*Given instruction*:
Could you transcribe every record below exactly as written, leaving out any pictures?

::: Input :::

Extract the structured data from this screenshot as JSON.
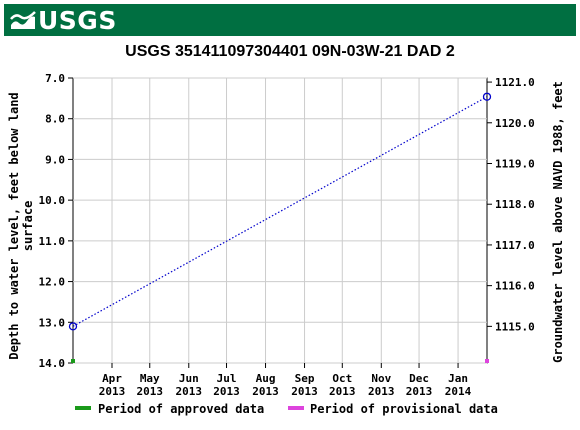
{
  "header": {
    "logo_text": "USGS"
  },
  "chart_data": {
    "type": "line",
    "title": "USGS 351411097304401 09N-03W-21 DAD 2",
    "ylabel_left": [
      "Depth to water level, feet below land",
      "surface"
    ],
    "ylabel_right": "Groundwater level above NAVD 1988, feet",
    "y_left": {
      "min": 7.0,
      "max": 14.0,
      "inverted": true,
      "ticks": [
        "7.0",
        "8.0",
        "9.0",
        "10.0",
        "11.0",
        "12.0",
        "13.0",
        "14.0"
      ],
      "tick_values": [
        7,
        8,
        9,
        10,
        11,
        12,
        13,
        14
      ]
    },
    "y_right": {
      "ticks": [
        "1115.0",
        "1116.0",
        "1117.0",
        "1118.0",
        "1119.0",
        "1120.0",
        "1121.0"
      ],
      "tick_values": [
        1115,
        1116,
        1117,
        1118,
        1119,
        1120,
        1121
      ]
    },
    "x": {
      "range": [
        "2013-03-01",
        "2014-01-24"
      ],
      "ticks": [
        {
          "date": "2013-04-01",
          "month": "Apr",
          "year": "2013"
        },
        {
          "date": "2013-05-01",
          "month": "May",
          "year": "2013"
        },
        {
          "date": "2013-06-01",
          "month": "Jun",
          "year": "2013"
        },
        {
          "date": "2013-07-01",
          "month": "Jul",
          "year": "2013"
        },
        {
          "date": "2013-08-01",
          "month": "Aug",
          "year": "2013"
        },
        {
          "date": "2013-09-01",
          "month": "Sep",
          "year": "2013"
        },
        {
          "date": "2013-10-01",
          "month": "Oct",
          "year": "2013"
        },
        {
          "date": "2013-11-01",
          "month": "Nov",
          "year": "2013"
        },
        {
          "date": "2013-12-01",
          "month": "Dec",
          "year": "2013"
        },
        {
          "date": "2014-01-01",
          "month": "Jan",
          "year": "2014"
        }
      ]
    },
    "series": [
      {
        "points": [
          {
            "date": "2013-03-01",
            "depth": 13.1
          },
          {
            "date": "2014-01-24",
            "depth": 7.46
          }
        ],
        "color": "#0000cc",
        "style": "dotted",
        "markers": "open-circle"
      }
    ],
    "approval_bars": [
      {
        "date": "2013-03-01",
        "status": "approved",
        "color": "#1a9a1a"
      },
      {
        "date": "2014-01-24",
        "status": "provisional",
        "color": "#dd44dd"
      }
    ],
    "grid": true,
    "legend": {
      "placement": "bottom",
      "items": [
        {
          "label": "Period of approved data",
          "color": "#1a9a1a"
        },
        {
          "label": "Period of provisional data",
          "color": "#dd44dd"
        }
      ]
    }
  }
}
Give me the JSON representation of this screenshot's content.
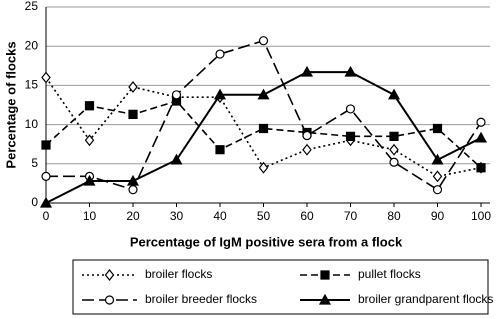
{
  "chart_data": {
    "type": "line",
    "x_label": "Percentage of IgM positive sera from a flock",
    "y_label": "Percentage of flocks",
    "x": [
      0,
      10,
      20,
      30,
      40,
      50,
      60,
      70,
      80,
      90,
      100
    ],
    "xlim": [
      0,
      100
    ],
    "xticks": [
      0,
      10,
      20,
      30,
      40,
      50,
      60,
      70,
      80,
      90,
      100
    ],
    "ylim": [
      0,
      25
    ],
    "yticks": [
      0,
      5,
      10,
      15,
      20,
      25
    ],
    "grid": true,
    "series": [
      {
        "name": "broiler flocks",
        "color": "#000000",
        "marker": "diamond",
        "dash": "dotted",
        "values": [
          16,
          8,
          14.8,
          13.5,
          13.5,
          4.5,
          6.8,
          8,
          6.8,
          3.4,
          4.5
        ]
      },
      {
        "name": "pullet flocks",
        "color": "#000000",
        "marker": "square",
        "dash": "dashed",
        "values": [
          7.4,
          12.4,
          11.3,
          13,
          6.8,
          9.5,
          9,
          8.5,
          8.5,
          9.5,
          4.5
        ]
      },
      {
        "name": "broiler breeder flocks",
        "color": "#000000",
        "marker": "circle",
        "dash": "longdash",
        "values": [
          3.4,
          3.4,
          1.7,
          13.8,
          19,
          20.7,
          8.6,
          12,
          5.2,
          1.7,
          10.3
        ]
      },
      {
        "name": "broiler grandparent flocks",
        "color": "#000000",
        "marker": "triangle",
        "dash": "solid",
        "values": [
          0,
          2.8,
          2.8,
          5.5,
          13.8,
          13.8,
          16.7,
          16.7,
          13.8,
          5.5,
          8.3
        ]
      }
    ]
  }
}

:::

*Task solution*:
Extract the structured data from this screenshot as JSON.
{
  "header": {
    "logo_text": "USGS"
  },
  "chart_data": {
    "type": "line",
    "title": "USGS 351411097304401 09N-03W-21 DAD 2",
    "ylabel_left": [
      "Depth to water level, feet below land",
      "surface"
    ],
    "ylabel_right": "Groundwater level above NAVD 1988, feet",
    "y_left": {
      "min": 7.0,
      "max": 14.0,
      "inverted": true,
      "ticks": [
        "7.0",
        "8.0",
        "9.0",
        "10.0",
        "11.0",
        "12.0",
        "13.0",
        "14.0"
      ],
      "tick_values": [
        7,
        8,
        9,
        10,
        11,
        12,
        13,
        14
      ]
    },
    "y_right": {
      "ticks": [
        "1115.0",
        "1116.0",
        "1117.0",
        "1118.0",
        "1119.0",
        "1120.0",
        "1121.0"
      ],
      "tick_values": [
        1115,
        1116,
        1117,
        1118,
        1119,
        1120,
        1121
      ]
    },
    "x": {
      "range": [
        "2013-03-01",
        "2014-01-24"
      ],
      "ticks": [
        {
          "date": "2013-04-01",
          "month": "Apr",
          "year": "2013"
        },
        {
          "date": "2013-05-01",
          "month": "May",
          "year": "2013"
        },
        {
          "date": "2013-06-01",
          "month": "Jun",
          "year": "2013"
        },
        {
          "date": "2013-07-01",
          "month": "Jul",
          "year": "2013"
        },
        {
          "date": "2013-08-01",
          "month": "Aug",
          "year": "2013"
        },
        {
          "date": "2013-09-01",
          "month": "Sep",
          "year": "2013"
        },
        {
          "date": "2013-10-01",
          "month": "Oct",
          "year": "2013"
        },
        {
          "date": "2013-11-01",
          "month": "Nov",
          "year": "2013"
        },
        {
          "date": "2013-12-01",
          "month": "Dec",
          "year": "2013"
        },
        {
          "date": "2014-01-01",
          "month": "Jan",
          "year": "2014"
        }
      ]
    },
    "series": [
      {
        "points": [
          {
            "date": "2013-03-01",
            "depth": 13.1
          },
          {
            "date": "2014-01-24",
            "depth": 7.46
          }
        ],
        "color": "#0000cc",
        "style": "dotted",
        "markers": "open-circle"
      }
    ],
    "approval_bars": [
      {
        "date": "2013-03-01",
        "status": "approved",
        "color": "#1a9a1a"
      },
      {
        "date": "2014-01-24",
        "status": "provisional",
        "color": "#dd44dd"
      }
    ],
    "grid": true,
    "legend": {
      "placement": "bottom",
      "items": [
        {
          "label": "Period of approved data",
          "color": "#1a9a1a"
        },
        {
          "label": "Period of provisional data",
          "color": "#dd44dd"
        }
      ]
    }
  }
}
Give me the JSON representation of this screenshot's content.
{
  "chart_data": {
    "type": "line",
    "x_label": "Percentage of IgM positive sera from a flock",
    "y_label": "Percentage of flocks",
    "x": [
      0,
      10,
      20,
      30,
      40,
      50,
      60,
      70,
      80,
      90,
      100
    ],
    "xlim": [
      0,
      100
    ],
    "xticks": [
      0,
      10,
      20,
      30,
      40,
      50,
      60,
      70,
      80,
      90,
      100
    ],
    "ylim": [
      0,
      25
    ],
    "yticks": [
      0,
      5,
      10,
      15,
      20,
      25
    ],
    "grid": true,
    "series": [
      {
        "name": "broiler flocks",
        "color": "#000000",
        "marker": "diamond",
        "dash": "dotted",
        "values": [
          16,
          8,
          14.8,
          13.5,
          13.5,
          4.5,
          6.8,
          8,
          6.8,
          3.4,
          4.5
        ]
      },
      {
        "name": "pullet flocks",
        "color": "#000000",
        "marker": "square",
        "dash": "dashed",
        "values": [
          7.4,
          12.4,
          11.3,
          13,
          6.8,
          9.5,
          9,
          8.5,
          8.5,
          9.5,
          4.5
        ]
      },
      {
        "name": "broiler breeder flocks",
        "color": "#000000",
        "marker": "circle",
        "dash": "longdash",
        "values": [
          3.4,
          3.4,
          1.7,
          13.8,
          19,
          20.7,
          8.6,
          12,
          5.2,
          1.7,
          10.3
        ]
      },
      {
        "name": "broiler grandparent flocks",
        "color": "#000000",
        "marker": "triangle",
        "dash": "solid",
        "values": [
          0,
          2.8,
          2.8,
          5.5,
          13.8,
          13.8,
          16.7,
          16.7,
          13.8,
          5.5,
          8.3
        ]
      }
    ]
  }
}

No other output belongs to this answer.